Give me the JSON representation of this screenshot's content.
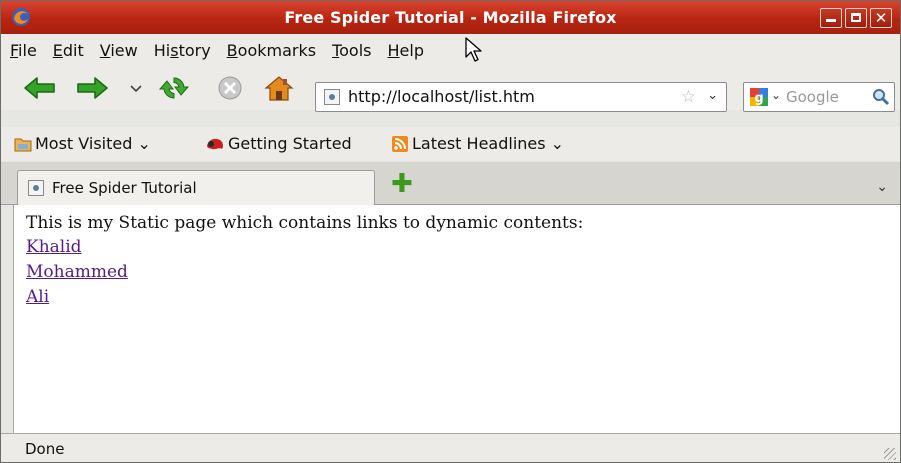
{
  "window": {
    "title": "Free Spider Tutorial - Mozilla Firefox",
    "buttons": [
      "minimize",
      "maximize",
      "close"
    ]
  },
  "menu": [
    {
      "label": "File",
      "u": "F",
      "rest": "ile"
    },
    {
      "label": "Edit",
      "u": "E",
      "rest": "dit"
    },
    {
      "label": "View",
      "u": "V",
      "rest": "iew"
    },
    {
      "label": "History",
      "pre": "Hi",
      "u": "s",
      "rest": "tory"
    },
    {
      "label": "Bookmarks",
      "u": "B",
      "rest": "ookmarks"
    },
    {
      "label": "Tools",
      "u": "T",
      "rest": "ools"
    },
    {
      "label": "Help",
      "u": "H",
      "rest": "elp"
    }
  ],
  "navigation": {
    "url": "http://localhost/list.htm",
    "search_placeholder": "Google",
    "icons": [
      "back-arrow-icon",
      "forward-arrow-icon",
      "history-dropdown-icon",
      "reload-icon",
      "stop-icon",
      "home-icon"
    ]
  },
  "bookmarks": {
    "most_visited": "Most Visited",
    "getting_started": "Getting Started",
    "latest_headlines": "Latest Headlines"
  },
  "tabs": [
    {
      "label": "Free Spider Tutorial",
      "active": true
    }
  ],
  "content": {
    "intro": "This is my Static page which contains links to dynamic contents:",
    "links": [
      "Khalid",
      "Mohammed",
      "Ali"
    ]
  },
  "status": {
    "text": "Done"
  },
  "colors": {
    "titlebar": "#b72512",
    "visited_link": "#551a8b",
    "nav_arrow_green": "#2f9a22"
  }
}
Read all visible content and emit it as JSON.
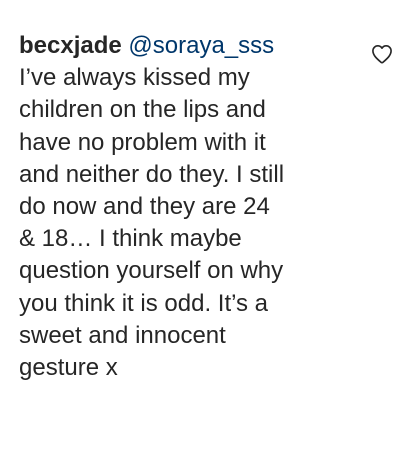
{
  "comment": {
    "username": "becxjade",
    "mention": "@soraya_sss",
    "lines": [
      "I’ve always kissed my",
      "children on the lips and",
      "have no problem with it",
      "and neither do they. I still",
      "do now and they are 24",
      "& 18… I think maybe",
      "question yourself on why",
      "you think it is odd. It’s a",
      "sweet and innocent",
      "gesture x"
    ]
  },
  "like_icon": "heart-outline-icon"
}
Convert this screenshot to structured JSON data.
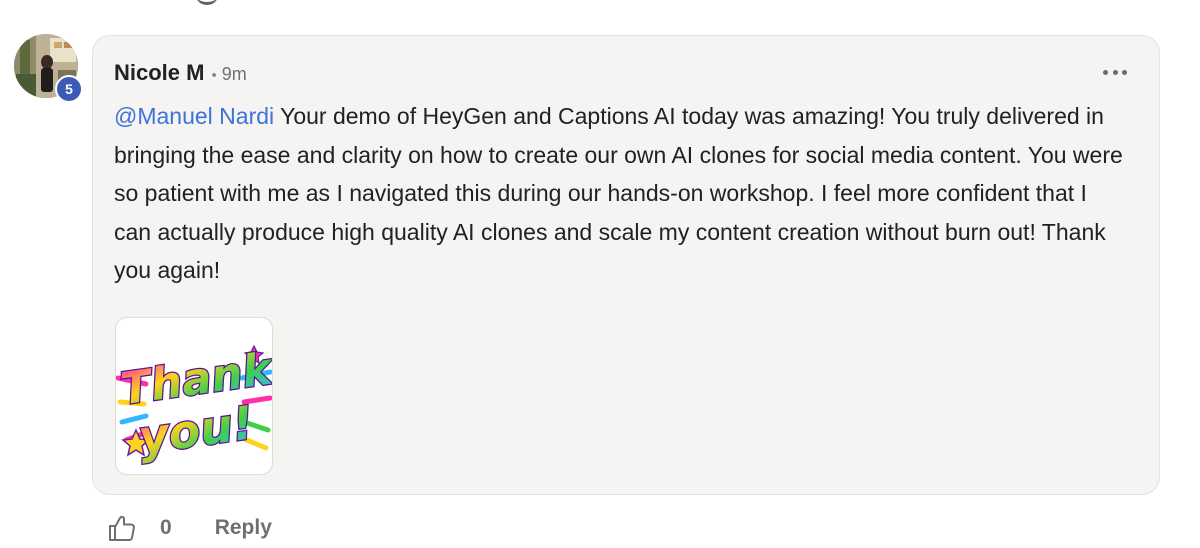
{
  "comment": {
    "author": {
      "name": "Nicole M",
      "level": "5",
      "avatar": "profile-photo"
    },
    "separator": "•",
    "timestamp": "9m",
    "more_icon": "more-horizontal-icon",
    "mention": "@Manuel Nardi",
    "body": " Your demo of HeyGen and Captions AI today was amazing! You truly delivered in bringing the ease and clarity on how to create our own AI clones for social media content. You were so patient with me as I navigated this during our hands-on workshop. I feel more confident that I can actually produce high quality AI clones and scale my content creation without burn out! Thank you again!",
    "attachment": {
      "type": "image",
      "lettering": [
        "Thank",
        "you!"
      ]
    },
    "actions": {
      "like_icon": "thumbs-up-icon",
      "like_count": "0",
      "reply_label": "Reply"
    }
  },
  "colors": {
    "mention": "#3f72d8",
    "badge": "#3c5bb5",
    "bubble_bg": "#f5f4f2"
  }
}
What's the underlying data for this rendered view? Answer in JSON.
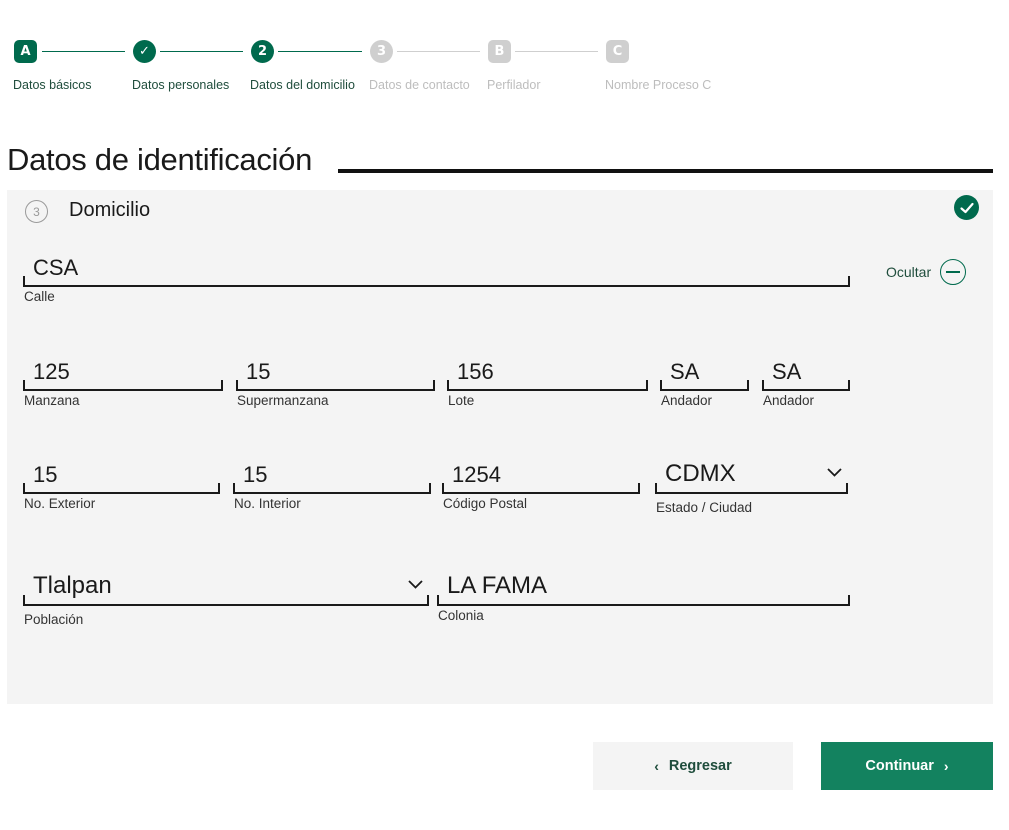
{
  "stepper": {
    "steps": [
      {
        "badge": "A",
        "label": "Datos básicos",
        "state": "active"
      },
      {
        "badge": "✓",
        "label": "Datos personales",
        "state": "done"
      },
      {
        "badge": "2",
        "label": "Datos del domicilio",
        "state": "current"
      },
      {
        "badge": "3",
        "label": "Datos de contacto",
        "state": "pending"
      },
      {
        "badge": "B",
        "label": "Perfilador",
        "state": "pending"
      },
      {
        "badge": "C",
        "label": "Nombre Proceso C",
        "state": "pending"
      }
    ]
  },
  "section": {
    "title": "Datos de identificación"
  },
  "card": {
    "number": "3",
    "title": "Domicilio",
    "toggle_label": "Ocultar",
    "status_icon": "check-circle-icon"
  },
  "fields": {
    "calle": {
      "value": "CSA",
      "label": "Calle"
    },
    "manzana": {
      "value": "125",
      "label": "Manzana"
    },
    "supermanzana": {
      "value": "15",
      "label": "Supermanzana"
    },
    "lote": {
      "value": "156",
      "label": "Lote"
    },
    "andador1": {
      "value": "SA",
      "label": "Andador"
    },
    "andador2": {
      "value": "SA",
      "label": "Andador"
    },
    "no_exterior": {
      "value": "15",
      "label": "No. Exterior"
    },
    "no_interior": {
      "value": "15",
      "label": "No. Interior"
    },
    "codigo_postal": {
      "value": "1254",
      "label": "Código Postal"
    },
    "estado": {
      "value": "CDMX",
      "label": "Estado / Ciudad"
    },
    "poblacion": {
      "value": "Tlalpan",
      "label": "Población"
    },
    "colonia": {
      "value": "LA FAMA",
      "label": "Colonia"
    }
  },
  "buttons": {
    "back_label": "Regresar",
    "next_label": "Continuar"
  },
  "colors": {
    "brand_green": "#006a4d",
    "button_green": "#13825f",
    "disabled_gray": "#cfcfcf",
    "panel_bg": "#f4f4f4"
  }
}
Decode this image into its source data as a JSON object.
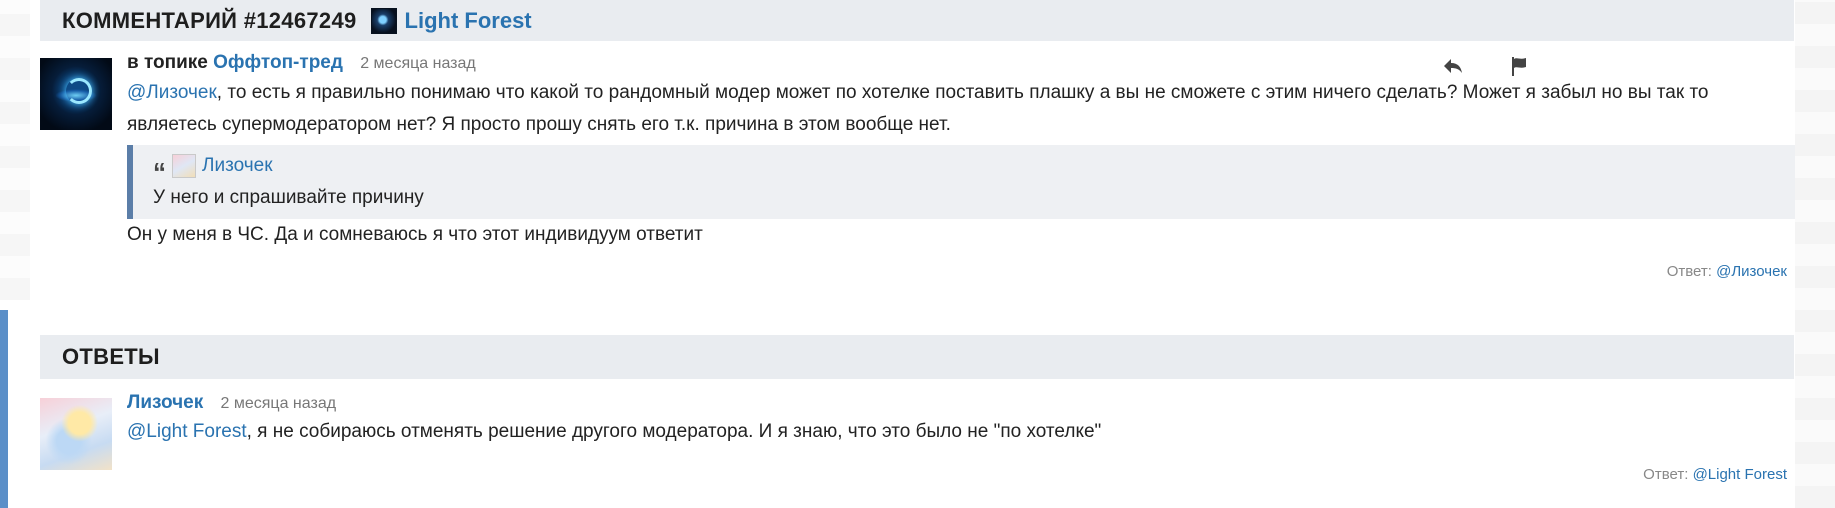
{
  "comment": {
    "heading": "КОММЕНТАРИЙ #12467249",
    "author": "Light Forest",
    "in_topic_label": "в топике",
    "topic": "Оффтоп-тред",
    "time": "2 месяца назад",
    "mention": "@Лизочек",
    "text_line1": ", то есть я правильно понимаю что какой то рандомный модер может по хотелке поставить плашку а вы не сможете с этим ничего сделать? Может я забыл но вы так то",
    "text_line2": "являетесь супермодератором нет? Я просто прошу снять его т.к. причина в этом вообще нет.",
    "quote_author": "Лизочек",
    "quote_text": "У него и спрашивайте причину",
    "text_after_quote": "Он у меня в ЧС. Да и сомневаюсь я что этот индивидуум ответит",
    "reply_label": "Ответ:",
    "reply_target": "@Лизочек"
  },
  "answers": {
    "heading": "ОТВЕТЫ",
    "items": [
      {
        "author": "Лизочек",
        "time": "2 месяца назад",
        "mention": "@Light Forest",
        "text": ", я не собираюсь отменять решение другого модератора. И я знаю, что это было не \"по хотелке\"",
        "reply_label": "Ответ:",
        "reply_target": "@Light Forest"
      }
    ]
  },
  "icons": {
    "reply": "reply-arrow-icon",
    "report": "flag-icon",
    "quote": "quote-marks-icon"
  },
  "colors": {
    "link": "#2a73b0",
    "header_bg": "#e9ecf0",
    "quote_border": "#5b7ea8"
  }
}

> [Objective]
Beginning with the line that contains "Decode this image" in the data above, please copy each line exactly until the last line, both ends included, skipping any pictures.

> [Exercise response]
Decode this image into its source data as a JSON object.
{
  "comment": {
    "heading": "КОММЕНТАРИЙ #12467249",
    "author": "Light Forest",
    "in_topic_label": "в топике",
    "topic": "Оффтоп-тред",
    "time": "2 месяца назад",
    "mention": "@Лизочек",
    "text_line1": ", то есть я правильно понимаю что какой то рандомный модер может по хотелке поставить плашку а вы не сможете с этим ничего сделать? Может я забыл но вы так то",
    "text_line2": "являетесь супермодератором нет? Я просто прошу снять его т.к. причина в этом вообще нет.",
    "quote_author": "Лизочек",
    "quote_text": "У него и спрашивайте причину",
    "text_after_quote": "Он у меня в ЧС. Да и сомневаюсь я что этот индивидуум ответит",
    "reply_label": "Ответ:",
    "reply_target": "@Лизочек"
  },
  "answers": {
    "heading": "ОТВЕТЫ",
    "items": [
      {
        "author": "Лизочек",
        "time": "2 месяца назад",
        "mention": "@Light Forest",
        "text": ", я не собираюсь отменять решение другого модератора. И я знаю, что это было не \"по хотелке\"",
        "reply_label": "Ответ:",
        "reply_target": "@Light Forest"
      }
    ]
  },
  "icons": {
    "reply": "reply-arrow-icon",
    "report": "flag-icon",
    "quote": "quote-marks-icon"
  },
  "colors": {
    "link": "#2a73b0",
    "header_bg": "#e9ecf0",
    "quote_border": "#5b7ea8"
  }
}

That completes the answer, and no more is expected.